** START PROVIDED ENTRIES **
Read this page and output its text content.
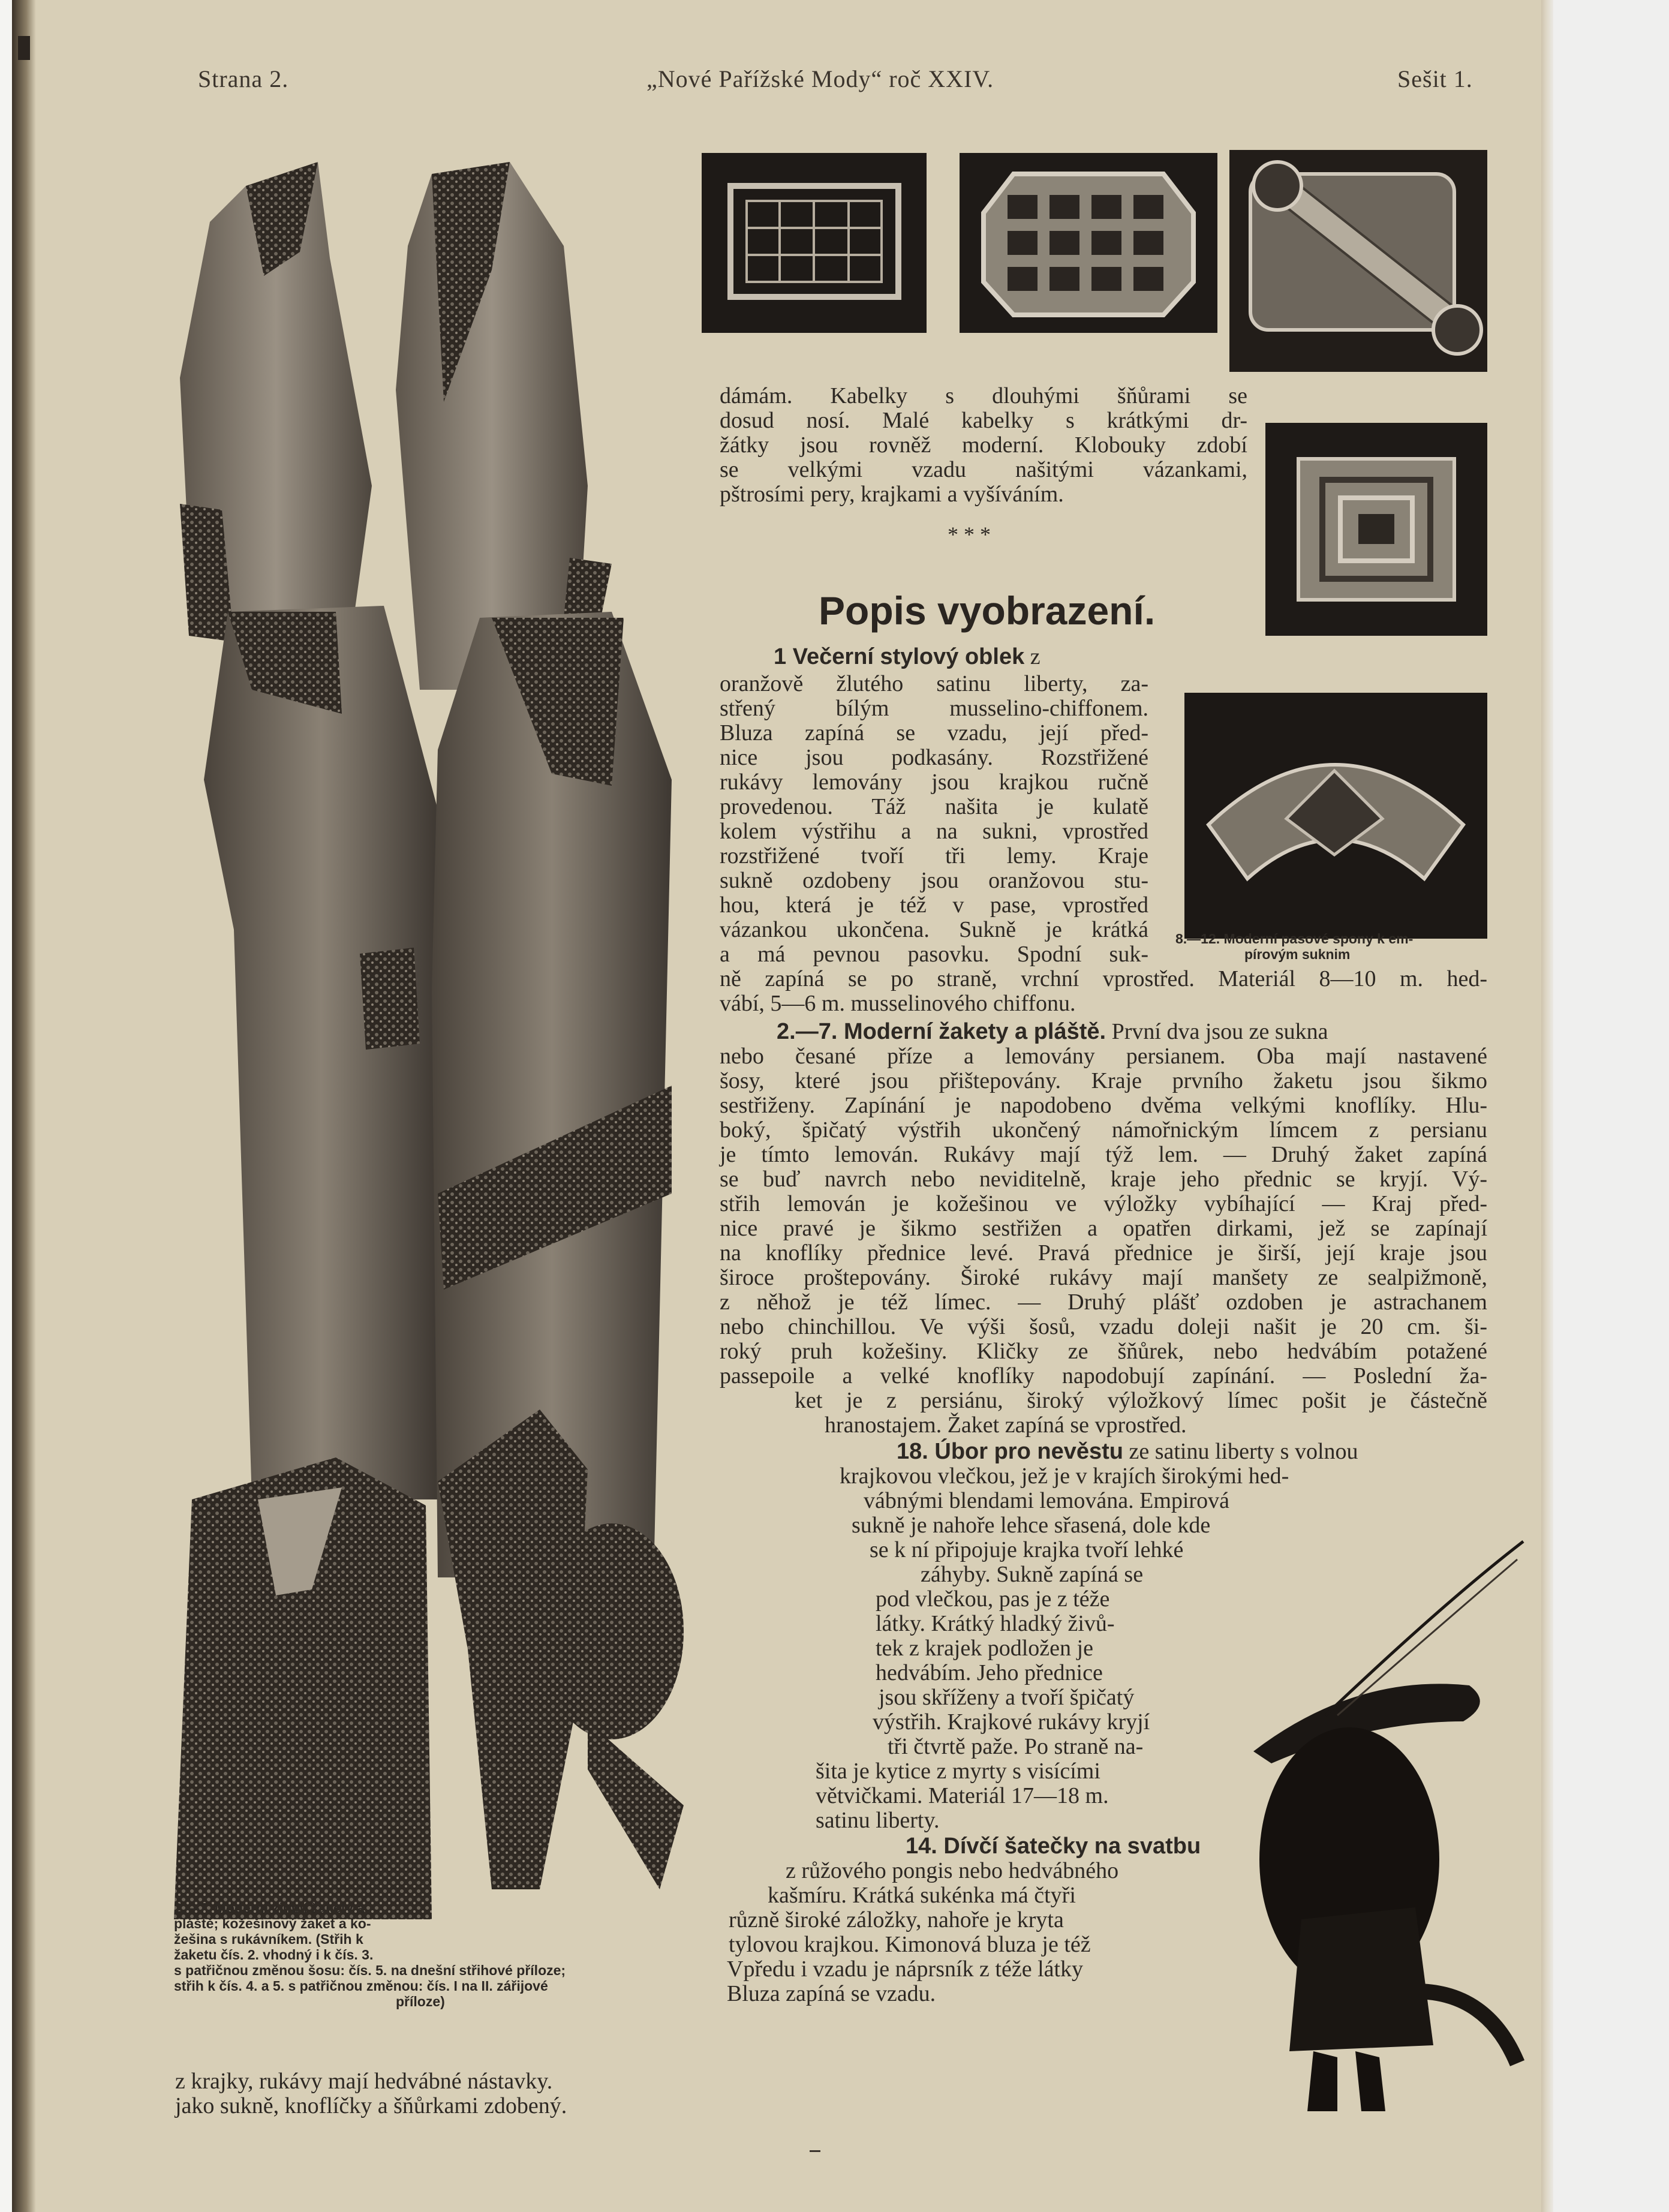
Strana 2.	„Nové Pařížské Mody“ roč XXIV.	Sešit 1.
dámám. Kabelky s dlouhými šňůrami se
dosud nosí. Malé kabelky s krátkými dr-
žátky jsou rovněž moderní. Klobouky zdobí
se velkými vzadu našitými vázankami,
pštrosími pery, krajkami a vyšíváním.
* * *
Popis vyobrazení.
1 Večerní stylový oblek z
oranžově žlutého satinu liberty, za-
střený bílým musselino-chiffonem.
Bluza zapíná se vzadu, její před-
nice jsou podkasány. Rozstřižené
rukávy lemovány jsou krajkou ručně
provedenou. Táž našita je kulatě
kolem výstřihu a na sukni, vprostřed
rozstřižené tvoří tři lemy. Kraje
sukně ozdobeny jsou oranžovou stu-
hou, která je též v pase, vprostřed
vázankou ukončena. Sukně je krátká
a má pevnou pasovku. Spodní suk-
ně zapíná se po straně, vrchní vprostřed. Materiál 8—10 m. hed-
vábí, 5—6 m. musselinového chiffonu.
8.—12. Moderní pasové spony k em-
pírovým suknim
2.—7. Moderní žakety a pláště. První dva jsou ze sukna
nebo česané příze a lemovány persianem. Oba mají nastavené
šosy, které jsou přištepovány. Kraje prvního žaketu jsou šikmo
sestřiženy. Zapínání je napodobeno dvěma velkými knoflíky. Hlu-
boký, špičatý výstřih ukončený námořnickým límcem z persianu
je tímto lemován. Rukávy mají týž lem. — Druhý žaket zapíná
se buď navrch nebo neviditelně, kraje jeho přednic se kryjí. Vý-
střih lemován je kožešinou ve výložky vybíhající — Kraj před-
nice pravé je šikmo sestřižen a opatřen dirkami, jež se zapínají
na knoflíky přednice levé. Pravá přednice je širší, její kraje jsou
široce proštepovány. Široké rukávy mají manšety ze sealpižmoně,
z něhož je též límec. — Druhý plášť ozdoben je astrachanem
nebo chinchillou. Ve výši šosů, vzadu doleji našit je 20 cm. ši-
roký pruh kožešiny. Kličky ze šňůrek, nebo hedvábím potažené
passepoile a velké knoflíky napodobují zapínání. — Poslední ža-
ket je z persiánu, široký výložkový límec pošit je částečně
hranostajem. Žaket zapíná se vprostřed.
18. Úbor pro nevěstu ze satinu liberty s volnou
krajkovou vlečkou, jež je v krajích širokými hed-
vábnými blendami lemována. Empirová
sukně je nahoře lehce sřasená, dole kde
se k ní připojuje krajka tvoří lehké
záhyby. Sukně zapíná se
pod vlečkou, pas je z téže
látky. Krátký hladký živů-
tek z krajek podložen je
hedvábím. Jeho přednice
jsou skříženy a tvoří špičatý
výstřih. Krajkové rukávy kryjí
tři čtvrtě paže. Po straně na-
šita je kytice z myrty s visícími
větvičkami. Materiál 17—18 m.
satinu liberty.
14. Dívčí šatečky na svatbu
z růžového pongis nebo hedvábného
kašmíru. Krátká sukénka má čtyři
různě široké záložky, nahoře je kryta
tylovou krajkou. Kimonová bluza je též
Vpředu i vzadu je náprsník z téže látky
Bluza zapíná se vzadu.
2.—7. Moderní zimní žakety a
pláště; kožešinový žaket a ko-
žešina s rukávníkem. (Střih k
žaketu čís. 2. vhodný i k čís. 3.
s patřičnou změnou šosu: čís. 5. na dnešní střihové příloze;
střih k čís. 4. a 5. s patřičnou změnou: čís. I na II. zářijové
příloze)
z krajky, rukávy mají hedvábné nástavky.
jako sukně, knoflíčky a šňůrkami zdobený.
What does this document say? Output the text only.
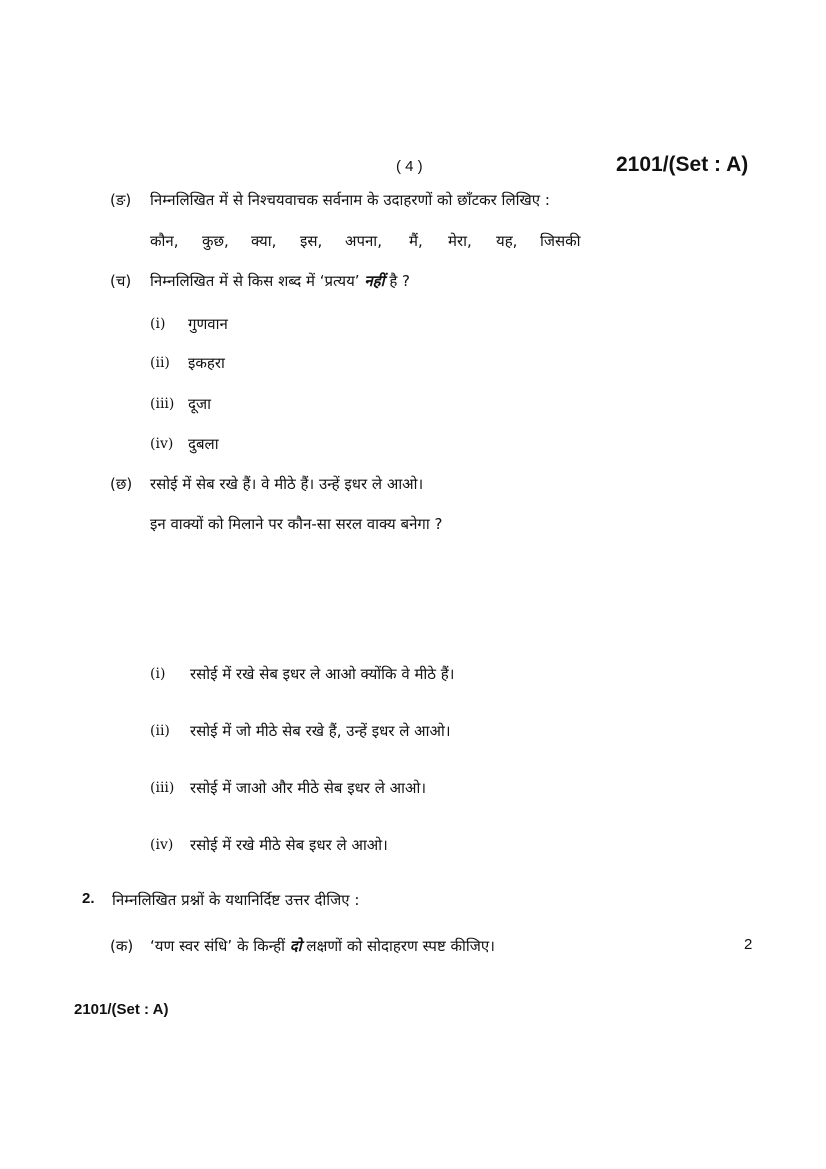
( 4 )	2101/(Set : A)
(ङ) निम्नलिखित में से निश्चयवाचक सर्वनाम के उदाहरणों को छाँटकर लिखिए :
कौन, कुछ, क्या, इस, अपना, मैं, मेरा, यह, जिसकी
(च) निम्नलिखित में से किस शब्द में ‘प्रत्यय’ नहीं है ?
(i) गुणवान
(ii) इकहरा
(iii) दूजा
(iv) दुबला
(छ) रसोई में सेब रखे हैं। वे मीठे हैं। उन्हें इधर ले आओ।
इन वाक्यों को मिलाने पर कौन-सा सरल वाक्य बनेगा ?
(i) रसोई में रखे सेब इधर ले आओ क्योंकि वे मीठे हैं।
(ii) रसोई में जो मीठे सेब रखे हैं, उन्हें इधर ले आओ।
(iii) रसोई में जाओ और मीठे सेब इधर ले आओ।
(iv) रसोई में रखे मीठे सेब इधर ले आओ।
2. निम्नलिखित प्रश्नों के यथानिर्दिष्ट उत्तर दीजिए :
(क) ‘यण स्वर संधि’ के किन्हीं दो लक्षणों को सोदाहरण स्पष्ट कीजिए।	2
2101/(Set : A)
** END PROVIDED ENTRIES **
Take the line that contains "What does this" as the first and the last line of the records as the end, and please quote those lines exactly, pictures omitted.

SOLUTION TO THE PROBLEM:
What does this document say? Output the text only.
( 4 )	2101/(Set : A)
(ङ) निम्नलिखित में से निश्चयवाचक सर्वनाम के उदाहरणों को छाँटकर लिखिए :
कौन, कुछ, क्या, इस, अपना, मैं, मेरा, यह, जिसकी
(च) निम्नलिखित में से किस शब्द में ‘प्रत्यय’ नहीं है ?
(i) गुणवान
(ii) इकहरा
(iii) दूजा
(iv) दुबला
(छ) रसोई में सेब रखे हैं। वे मीठे हैं। उन्हें इधर ले आओ।
इन वाक्यों को मिलाने पर कौन-सा सरल वाक्य बनेगा ?
(i) रसोई में रखे सेब इधर ले आओ क्योंकि वे मीठे हैं।
(ii) रसोई में जो मीठे सेब रखे हैं, उन्हें इधर ले आओ।
(iii) रसोई में जाओ और मीठे सेब इधर ले आओ।
(iv) रसोई में रखे मीठे सेब इधर ले आओ।
2. निम्नलिखित प्रश्नों के यथानिर्दिष्ट उत्तर दीजिए :
(क) ‘यण स्वर संधि’ के किन्हीं दो लक्षणों को सोदाहरण स्पष्ट कीजिए।	2
2101/(Set : A)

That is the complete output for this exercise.